▸ Aim: Write out every entry word for word.

▸ Collection entries:
---
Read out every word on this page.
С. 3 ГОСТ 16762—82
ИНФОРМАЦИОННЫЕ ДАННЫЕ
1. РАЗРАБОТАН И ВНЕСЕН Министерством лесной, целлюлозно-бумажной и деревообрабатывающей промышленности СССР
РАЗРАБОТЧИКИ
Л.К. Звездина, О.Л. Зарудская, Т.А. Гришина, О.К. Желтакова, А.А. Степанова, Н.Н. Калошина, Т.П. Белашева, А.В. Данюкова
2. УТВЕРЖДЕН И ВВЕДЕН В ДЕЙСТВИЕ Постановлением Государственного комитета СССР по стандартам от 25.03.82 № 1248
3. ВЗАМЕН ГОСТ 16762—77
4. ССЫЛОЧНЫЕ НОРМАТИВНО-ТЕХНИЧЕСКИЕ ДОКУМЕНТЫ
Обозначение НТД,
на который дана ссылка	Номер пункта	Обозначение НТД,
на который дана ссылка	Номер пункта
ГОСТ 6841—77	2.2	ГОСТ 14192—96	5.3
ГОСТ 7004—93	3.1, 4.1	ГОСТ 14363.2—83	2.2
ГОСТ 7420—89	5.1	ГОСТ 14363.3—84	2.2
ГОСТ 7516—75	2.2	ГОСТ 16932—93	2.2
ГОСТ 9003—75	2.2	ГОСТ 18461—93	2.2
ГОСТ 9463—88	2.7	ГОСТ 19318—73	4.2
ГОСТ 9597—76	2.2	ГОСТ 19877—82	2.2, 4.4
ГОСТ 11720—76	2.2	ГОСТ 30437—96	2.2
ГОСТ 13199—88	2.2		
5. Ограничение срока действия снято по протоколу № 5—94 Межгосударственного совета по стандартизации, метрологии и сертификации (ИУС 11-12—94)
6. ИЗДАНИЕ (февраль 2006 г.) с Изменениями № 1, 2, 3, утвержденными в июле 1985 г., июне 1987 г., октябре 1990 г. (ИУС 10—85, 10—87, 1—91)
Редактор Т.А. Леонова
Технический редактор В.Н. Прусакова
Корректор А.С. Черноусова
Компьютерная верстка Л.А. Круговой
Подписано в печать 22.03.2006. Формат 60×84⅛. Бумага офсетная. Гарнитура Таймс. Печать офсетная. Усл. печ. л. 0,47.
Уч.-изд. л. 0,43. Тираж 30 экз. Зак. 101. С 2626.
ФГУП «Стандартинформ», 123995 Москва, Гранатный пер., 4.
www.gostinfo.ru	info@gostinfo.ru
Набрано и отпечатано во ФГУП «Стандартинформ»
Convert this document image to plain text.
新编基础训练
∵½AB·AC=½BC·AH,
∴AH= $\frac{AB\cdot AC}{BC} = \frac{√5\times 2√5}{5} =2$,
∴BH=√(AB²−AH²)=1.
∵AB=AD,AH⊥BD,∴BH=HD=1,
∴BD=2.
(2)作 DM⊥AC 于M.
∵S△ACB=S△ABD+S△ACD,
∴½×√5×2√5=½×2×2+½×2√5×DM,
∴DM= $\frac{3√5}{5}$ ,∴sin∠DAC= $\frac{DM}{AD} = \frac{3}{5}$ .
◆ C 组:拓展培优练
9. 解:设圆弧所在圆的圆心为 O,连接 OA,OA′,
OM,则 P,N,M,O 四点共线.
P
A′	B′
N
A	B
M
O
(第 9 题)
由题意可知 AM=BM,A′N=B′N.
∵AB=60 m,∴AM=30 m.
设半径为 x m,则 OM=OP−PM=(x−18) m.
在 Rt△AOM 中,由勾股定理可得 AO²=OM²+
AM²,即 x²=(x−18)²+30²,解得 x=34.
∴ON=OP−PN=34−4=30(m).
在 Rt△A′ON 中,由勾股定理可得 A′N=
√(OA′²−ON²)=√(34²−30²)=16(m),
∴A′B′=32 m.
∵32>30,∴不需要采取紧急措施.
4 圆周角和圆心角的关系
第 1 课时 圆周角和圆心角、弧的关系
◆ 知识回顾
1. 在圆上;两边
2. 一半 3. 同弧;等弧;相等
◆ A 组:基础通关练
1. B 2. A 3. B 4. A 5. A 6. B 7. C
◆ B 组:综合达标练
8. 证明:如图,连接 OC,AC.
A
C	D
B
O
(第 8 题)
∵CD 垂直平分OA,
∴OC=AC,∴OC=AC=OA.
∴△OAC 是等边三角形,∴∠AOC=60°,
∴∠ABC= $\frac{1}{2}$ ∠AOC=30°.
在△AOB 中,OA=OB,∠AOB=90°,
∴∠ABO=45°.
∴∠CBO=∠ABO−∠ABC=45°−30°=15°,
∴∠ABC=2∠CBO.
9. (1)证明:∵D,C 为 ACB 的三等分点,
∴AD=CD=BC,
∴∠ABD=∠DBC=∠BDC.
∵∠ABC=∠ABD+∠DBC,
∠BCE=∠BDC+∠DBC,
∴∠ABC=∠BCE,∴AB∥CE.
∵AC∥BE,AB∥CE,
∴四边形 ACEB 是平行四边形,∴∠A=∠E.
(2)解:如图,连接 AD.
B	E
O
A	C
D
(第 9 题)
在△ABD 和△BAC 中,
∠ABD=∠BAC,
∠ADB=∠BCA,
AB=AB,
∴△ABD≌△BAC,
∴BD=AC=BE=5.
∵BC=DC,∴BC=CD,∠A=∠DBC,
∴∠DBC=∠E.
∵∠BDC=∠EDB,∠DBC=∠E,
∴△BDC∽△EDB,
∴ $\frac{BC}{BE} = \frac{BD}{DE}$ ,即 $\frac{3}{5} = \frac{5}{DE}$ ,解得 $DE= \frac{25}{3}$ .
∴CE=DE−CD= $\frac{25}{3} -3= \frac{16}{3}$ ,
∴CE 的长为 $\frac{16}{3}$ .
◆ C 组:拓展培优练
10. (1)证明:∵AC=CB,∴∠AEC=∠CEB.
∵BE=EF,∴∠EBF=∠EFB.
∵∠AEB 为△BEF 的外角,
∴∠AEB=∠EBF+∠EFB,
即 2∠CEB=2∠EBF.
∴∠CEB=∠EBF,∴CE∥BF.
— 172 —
---
▸ Reply:
Read out every word on this page.
С. 3 ГОСТ 16762—82
ИНФОРМАЦИОННЫЕ ДАННЫЕ
1. РАЗРАБОТАН И ВНЕСЕН Министерством лесной, целлюлозно-бумажной и деревообрабатывающей промышленности СССР
РАЗРАБОТЧИКИ
Л.К. Звездина, О.Л. Зарудская, Т.А. Гришина, О.К. Желтакова, А.А. Степанова, Н.Н. Калошина, Т.П. Белашева, А.В. Данюкова
2. УТВЕРЖДЕН И ВВЕДЕН В ДЕЙСТВИЕ Постановлением Государственного комитета СССР по стандартам от 25.03.82 № 1248
3. ВЗАМЕН ГОСТ 16762—77
4. ССЫЛОЧНЫЕ НОРМАТИВНО-ТЕХНИЧЕСКИЕ ДОКУМЕНТЫ
Обозначение НТД,
на который дана ссылка	Номер пункта	Обозначение НТД,
на который дана ссылка	Номер пункта
ГОСТ 6841—77	2.2	ГОСТ 14192—96	5.3
ГОСТ 7004—93	3.1, 4.1	ГОСТ 14363.2—83	2.2
ГОСТ 7420—89	5.1	ГОСТ 14363.3—84	2.2
ГОСТ 7516—75	2.2	ГОСТ 16932—93	2.2
ГОСТ 9003—75	2.2	ГОСТ 18461—93	2.2
ГОСТ 9463—88	2.7	ГОСТ 19318—73	4.2
ГОСТ 9597—76	2.2	ГОСТ 19877—82	2.2, 4.4
ГОСТ 11720—76	2.2	ГОСТ 30437—96	2.2
ГОСТ 13199—88	2.2		
5. Ограничение срока действия снято по протоколу № 5—94 Межгосударственного совета по стандартизации, метрологии и сертификации (ИУС 11-12—94)
6. ИЗДАНИЕ (февраль 2006 г.) с Изменениями № 1, 2, 3, утвержденными в июле 1985 г., июне 1987 г., октябре 1990 г. (ИУС 10—85, 10—87, 1—91)
Редактор Т.А. Леонова
Технический редактор В.Н. Прусакова
Корректор А.С. Черноусова
Компьютерная верстка Л.А. Круговой
Подписано в печать 22.03.2006. Формат 60×84⅛. Бумага офсетная. Гарнитура Таймс. Печать офсетная. Усл. печ. л. 0,47.
Уч.-изд. л. 0,43. Тираж 30 экз. Зак. 101. С 2626.
ФГУП «Стандартинформ», 123995 Москва, Гранатный пер., 4.
www.gostinfo.ru	info@gostinfo.ru
Набрано и отпечатано во ФГУП «Стандартинформ»
Convert this document image to plain text.
新编基础训练
∵½AB·AC=½BC·AH,
∴AH= $\frac{AB\cdot AC}{BC} = \frac{√5\times 2√5}{5} =2$,
∴BH=√(AB²−AH²)=1.
∵AB=AD,AH⊥BD,∴BH=HD=1,
∴BD=2.
(2)作 DM⊥AC 于M.
∵S△ACB=S△ABD+S△ACD,
∴½×√5×2√5=½×2×2+½×2√5×DM,
∴DM= $\frac{3√5}{5}$ ,∴sin∠DAC= $\frac{DM}{AD} = \frac{3}{5}$ .
◆ C 组:拓展培优练
9. 解:设圆弧所在圆的圆心为 O,连接 OA,OA′,
OM,则 P,N,M,O 四点共线.
P
A′	B′
N
A	B
M
O
(第 9 题)
由题意可知 AM=BM,A′N=B′N.
∵AB=60 m,∴AM=30 m.
设半径为 x m,则 OM=OP−PM=(x−18) m.
在 Rt△AOM 中,由勾股定理可得 AO²=OM²+
AM²,即 x²=(x−18)²+30²,解得 x=34.
∴ON=OP−PN=34−4=30(m).
在 Rt△A′ON 中,由勾股定理可得 A′N=
√(OA′²−ON²)=√(34²−30²)=16(m),
∴A′B′=32 m.
∵32>30,∴不需要采取紧急措施.
4 圆周角和圆心角的关系
第 1 课时 圆周角和圆心角、弧的关系
◆ 知识回顾
1. 在圆上;两边
2. 一半 3. 同弧;等弧;相等
◆ A 组:基础通关练
1. B 2. A 3. B 4. A 5. A 6. B 7. C
◆ B 组:综合达标练
8. 证明:如图,连接 OC,AC.
A
C	D
B
O
(第 8 题)
∵CD 垂直平分OA,
∴OC=AC,∴OC=AC=OA.
∴△OAC 是等边三角形,∴∠AOC=60°,
∴∠ABC= $\frac{1}{2}$ ∠AOC=30°.
在△AOB 中,OA=OB,∠AOB=90°,
∴∠ABO=45°.
∴∠CBO=∠ABO−∠ABC=45°−30°=15°,
∴∠ABC=2∠CBO.
9. (1)证明:∵D,C 为 ACB 的三等分点,
∴AD=CD=BC,
∴∠ABD=∠DBC=∠BDC.
∵∠ABC=∠ABD+∠DBC,
∠BCE=∠BDC+∠DBC,
∴∠ABC=∠BCE,∴AB∥CE.
∵AC∥BE,AB∥CE,
∴四边形 ACEB 是平行四边形,∴∠A=∠E.
(2)解:如图,连接 AD.
B	E
O
A	C
D
(第 9 题)
在△ABD 和△BAC 中,
∠ABD=∠BAC,
∠ADB=∠BCA,
AB=AB,
∴△ABD≌△BAC,
∴BD=AC=BE=5.
∵BC=DC,∴BC=CD,∠A=∠DBC,
∴∠DBC=∠E.
∵∠BDC=∠EDB,∠DBC=∠E,
∴△BDC∽△EDB,
∴ $\frac{BC}{BE} = \frac{BD}{DE}$ ,即 $\frac{3}{5} = \frac{5}{DE}$ ,解得 $DE= \frac{25}{3}$ .
∴CE=DE−CD= $\frac{25}{3} -3= \frac{16}{3}$ ,
∴CE 的长为 $\frac{16}{3}$ .
◆ C 组:拓展培优练
10. (1)证明:∵AC=CB,∴∠AEC=∠CEB.
∵BE=EF,∴∠EBF=∠EFB.
∵∠AEB 为△BEF 的外角,
∴∠AEB=∠EBF+∠EFB,
即 2∠CEB=2∠EBF.
∴∠CEB=∠EBF,∴CE∥BF.
— 172 —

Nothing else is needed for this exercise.